TEXT PASSAGE ▸
#####

Three Patterns of Hardcore Complaints
Austin Game Writers Conference

Design Snapshot: Air Conflicts

AcdogfightclippedAir Conflicts is a small and obscure game project coming together via our Slovakian friends at 3D People. There's every chance that the only place you'll hear about it is right here in my blog, although I expect that it will get a small release in the US, along with its European and Russian release. We have been brought in to guide the design process; it's the smallest PC game project I've ever been attached to, and I'm finding it quite refreshing.

The game, as is readily apparent from the screenshots of the demo, is an arcade-style flying game set in World War II. The controls are purposefully simple, and even people who usually struggle with the spatial aspects of flight sims should be able to handle it to some degree. Yes, World War II is a much overused implicit IP (intellectual property) - but if you're going to make a small arcade flight game, it might as well have a decent shot at an audience.

The team, which Peter at 3D People has decided to take under his wing, as it were, have produced an arcade-style flight engine and some pleasing plane models. The design challenge for the game is how to add value to the product without adding to the cost. It's going to be on a tight budget, so there's no room for extravagance.

It begins with determining who the audience will be. Likely, this will come from two sources: Hardcore gamers with a penchant for WWII flight games (who may have expectations for the game beyond what it's budget may allow) and Casual gamers with a predilection for WWII who will likely come to the game as an impulse purchase. Realistically, the marketing isn't going to be there to hit a large percentage of the latter - but on the other hand, the cluster of players involved is large enough that even a small capture will pay for the cost of making the game.

The core gameplay is going to be based around two activities: simple dogfighting and bombing runs. Adding to these activities would be to seriously increase the development costs, so we needed a way to leverage the existing play, along with the the value of the implied IP. For once, play style isn't likely to be a key issue in getting the game to make back its costs, because it's likely to be an impulse purchase - so we're going to get a bit of a cross section of players.

The pre-development design meetings for the game focused upon how we were going to structure it. Structure is one of the cheapest elements of a game design, but it can make the world of difference to how the game is enjoyed. For instance, a colleague and I are playing through the NES version of the original Metroid (emulated on the Gamecube) right now, which we are enjoying for its retro charms. (If you didn't play exploration games in the 80's, and you don't have tolerance for fail-repeat gameplay, you'll struggle to appreciate it - but it has aged quite well). It's structure is years ahead of the contemporaries, albeit requiring a code to save (done automatically on the cube); it has progress mediated by the acquisition of new abilities, restart points at appropriate nodes and semi-ratcheted character development - all quite ground breaking for 1986.

Back to the design problem. The most common structure in games, and in flight games in particular, is fail-repeat. You must overcome the next challenge to continue. You must beat this mission to continue. If you fail, you must keep at it over and over again until you succeed. Not too much of a problem if you tend towards Type 1 Conqueror play - there's the emotional payoff of fiero (triumph over adversity) when you beat a tricky mission, after all, and players tending to this play style are highly tolerant of fail-repeat gameplay. But it can be a turn off to players preferring other play styles.

#####

DATA SECTION ▸
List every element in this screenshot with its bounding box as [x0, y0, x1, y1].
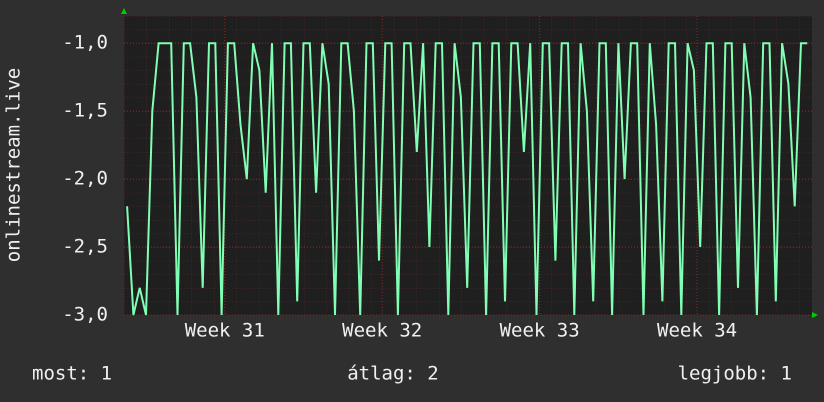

#####

REQUIREMENTS ▸ Copy out the Air Conflicts design post word for word, from the phrase containing "The pre-development design" through the words "breaking for 1986.".

TASK ANSWER ▸
The pre-development design meetings for the game focused upon how we were going to structure it. Structure is one of the cheapest elements of a game design, but it can make the world of difference to how the game is enjoyed. For instance, a colleague and I are playing through the NES version of the original Metroid (emulated on the Gamecube) right now, which we are enjoying for its retro charms. (If you didn't play exploration games in the 80's, and you don't have tolerance for fail-repeat gameplay, you'll struggle to appreciate it - but it has aged quite well). It's structure is years ahead of the contemporaries, albeit requiring a code to save (done automatically on the cube); it has progress mediated by the acquisition of new abilities, restart points at appropriate nodes and semi-ratcheted character development - all quite ground breaking for 1986.